_Qué hacer_. Copia al pie de la letra un fragmento del texto sobre el equinoccio de primavera: empieza en las palabras "Mientras me dolía" y termina después de "de los tiempos.".

Equinoccio de primavera (parte 2 de 2)
Nuestro santón encendió unos pebeteros con algo que nos dijo era copal, olor que otros concurrentes modificaron con una hierba que se fumaron en dosis generosas; una viejita tenía unas latas de canela que fueron utilísimas para aguantar el fresco. Para estas horas, de una de las casas vecinas salían los acordes de “El mono de alambre”, tocada por una banda que se anunciaba en su transporte como “Los engendros de Satán”, oriundos de Badiraguato, Sinaloa; unos muchachos que viajaban en un convertible tocaban en su estéreo música de Molotov, los de la casa reforzaron el ruido tocando “El tarachi”.
De repente algo debió haber sucedido, pues en un principio tan sólo los santones estaban arriba de la pirámide volteando hacia el Oriente con los brazos levantados, mientras decían unas oraciones que yo creo eran en inglés porque no les entendí, una joven tuvo que ser atendida y bajada de donde estaba en oración por los servicios médicos, quejándose la chica de un fuerte dolor en el plexo solar; esto reforzó las ganas de trepar, lo que hice como pude y una vez que, mirando al Oriente, elevé los brazos, fui atacado, junto con los que ahí estábamos, por un enjambre de furiosas abejas, ignorantes de la trascendencia del acto. Además, algún chistoso me empujó mientras alguien gritaba “azotó la res”.
Mientras me dolía del perrazo que me di, la señora de las canelas decidió, muy sabiamente, curarme con sobredosis de canela con alcohol. Mi traje blanco parecía más bien pintura moderna con huellas del tequila, del puro, de las canelas, de la caída, de los elotes, de las paletas y de los tres tipos de salsas que traían los de los puestos de fritangas, en tanto que un joven portaba un letrero que anunciaba el final de los tiempos.
Dolorido como estaba, comencé a pensar que a la mejor este era el final de los tiempos y diga mi solitario lector si no: al estruendo de tambores y chirimías sonaban los caracoles, el estéreo seguía con Molotov y de la casa continuaban saliendo los sonidos de la banda que tocaba por centésima ocasión “El mono de alambre”. Para las cuatro o cinco de la mañana un lloroso vecino de la zona me contaba que la banda tocaba diario en esa casa y que nunca paraba; se le veían las huellas de la falta de sueño, y no es lo peor, me anunció. A las cinco y media aparecieron los barrenderos de la colonia, armados con sus rítmicas escobas de popote y en su radio a todo volumen la bonita melodía “Pelón pelonete”.

_Registros de datos_.
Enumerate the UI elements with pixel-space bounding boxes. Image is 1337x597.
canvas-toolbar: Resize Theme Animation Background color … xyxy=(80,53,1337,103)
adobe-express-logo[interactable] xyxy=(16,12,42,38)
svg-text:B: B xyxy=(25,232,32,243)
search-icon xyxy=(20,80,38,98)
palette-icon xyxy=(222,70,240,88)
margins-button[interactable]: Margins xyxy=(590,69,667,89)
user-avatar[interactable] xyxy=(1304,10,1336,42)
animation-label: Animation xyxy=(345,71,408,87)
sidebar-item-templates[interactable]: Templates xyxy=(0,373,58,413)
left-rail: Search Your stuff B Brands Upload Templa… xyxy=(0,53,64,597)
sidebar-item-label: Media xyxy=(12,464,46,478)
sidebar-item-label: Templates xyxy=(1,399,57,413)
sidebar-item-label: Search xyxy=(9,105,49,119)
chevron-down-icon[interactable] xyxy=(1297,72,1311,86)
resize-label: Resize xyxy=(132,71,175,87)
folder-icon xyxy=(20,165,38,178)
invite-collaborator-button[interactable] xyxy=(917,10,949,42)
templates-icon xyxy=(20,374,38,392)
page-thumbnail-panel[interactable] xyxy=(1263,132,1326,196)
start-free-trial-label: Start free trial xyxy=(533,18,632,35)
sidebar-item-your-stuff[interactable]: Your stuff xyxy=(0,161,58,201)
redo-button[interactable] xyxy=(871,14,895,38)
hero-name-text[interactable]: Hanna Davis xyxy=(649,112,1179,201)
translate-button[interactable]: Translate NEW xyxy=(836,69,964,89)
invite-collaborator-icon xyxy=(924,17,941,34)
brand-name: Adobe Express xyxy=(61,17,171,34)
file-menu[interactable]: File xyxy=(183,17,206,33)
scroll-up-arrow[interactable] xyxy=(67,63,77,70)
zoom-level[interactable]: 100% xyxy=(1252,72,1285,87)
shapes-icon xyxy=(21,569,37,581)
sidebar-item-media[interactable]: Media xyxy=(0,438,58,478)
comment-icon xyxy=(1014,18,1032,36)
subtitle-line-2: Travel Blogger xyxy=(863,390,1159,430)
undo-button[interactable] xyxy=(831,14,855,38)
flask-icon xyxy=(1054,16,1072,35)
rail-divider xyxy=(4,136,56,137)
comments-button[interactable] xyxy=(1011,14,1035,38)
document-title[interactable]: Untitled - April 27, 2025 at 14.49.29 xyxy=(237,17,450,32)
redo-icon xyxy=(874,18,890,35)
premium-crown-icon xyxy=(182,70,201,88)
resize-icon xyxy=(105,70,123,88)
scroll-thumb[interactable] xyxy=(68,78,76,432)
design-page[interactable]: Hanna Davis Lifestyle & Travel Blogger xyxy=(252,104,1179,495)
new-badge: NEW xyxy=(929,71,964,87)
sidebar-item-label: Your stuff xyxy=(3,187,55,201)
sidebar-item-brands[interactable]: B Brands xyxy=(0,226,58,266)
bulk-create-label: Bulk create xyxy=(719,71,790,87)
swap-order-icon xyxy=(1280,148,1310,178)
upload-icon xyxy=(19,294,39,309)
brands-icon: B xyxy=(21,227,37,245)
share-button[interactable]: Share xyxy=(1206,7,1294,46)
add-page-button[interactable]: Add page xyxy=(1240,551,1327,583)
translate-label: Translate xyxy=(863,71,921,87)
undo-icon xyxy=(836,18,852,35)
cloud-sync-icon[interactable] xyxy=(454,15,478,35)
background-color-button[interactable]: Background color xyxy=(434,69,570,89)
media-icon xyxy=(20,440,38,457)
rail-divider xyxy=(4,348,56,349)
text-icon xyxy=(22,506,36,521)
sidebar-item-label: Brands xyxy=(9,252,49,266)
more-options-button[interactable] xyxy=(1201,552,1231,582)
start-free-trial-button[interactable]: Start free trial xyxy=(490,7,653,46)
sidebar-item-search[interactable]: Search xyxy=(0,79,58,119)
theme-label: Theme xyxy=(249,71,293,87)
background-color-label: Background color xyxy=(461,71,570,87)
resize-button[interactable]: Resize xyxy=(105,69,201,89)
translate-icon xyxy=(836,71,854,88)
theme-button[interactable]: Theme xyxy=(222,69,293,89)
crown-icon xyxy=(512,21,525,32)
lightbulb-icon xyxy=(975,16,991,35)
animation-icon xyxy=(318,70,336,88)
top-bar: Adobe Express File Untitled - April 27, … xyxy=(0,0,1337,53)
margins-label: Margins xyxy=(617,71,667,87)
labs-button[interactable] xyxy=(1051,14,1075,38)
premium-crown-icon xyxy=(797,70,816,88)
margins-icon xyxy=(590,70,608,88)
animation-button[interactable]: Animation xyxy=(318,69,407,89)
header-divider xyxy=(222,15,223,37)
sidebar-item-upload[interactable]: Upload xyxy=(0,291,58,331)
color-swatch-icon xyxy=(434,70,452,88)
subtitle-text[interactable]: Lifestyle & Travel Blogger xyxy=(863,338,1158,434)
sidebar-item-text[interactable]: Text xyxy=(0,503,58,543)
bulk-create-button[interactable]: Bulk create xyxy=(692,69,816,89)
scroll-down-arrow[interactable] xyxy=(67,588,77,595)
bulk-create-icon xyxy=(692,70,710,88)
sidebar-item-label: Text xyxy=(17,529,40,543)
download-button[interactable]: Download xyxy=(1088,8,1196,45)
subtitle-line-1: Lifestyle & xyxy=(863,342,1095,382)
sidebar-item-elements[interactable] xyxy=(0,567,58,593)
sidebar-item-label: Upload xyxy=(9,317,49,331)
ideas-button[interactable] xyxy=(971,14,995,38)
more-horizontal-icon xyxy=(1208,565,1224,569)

_Resultado del ejercicio_.
Mientras me dolía del perrazo que me di, la señora de las canelas decidió, muy sabiamente, curarme con sobredosis de canela con alcohol. Mi traje blanco parecía más bien pintura moderna con huellas del tequila, del puro, de las canelas, de la caída, de los elotes, de las paletas y de los tres tipos de salsas que traían los de los puestos de fritangas, en tanto que un joven portaba un letrero que anunciaba el final de los tiempos.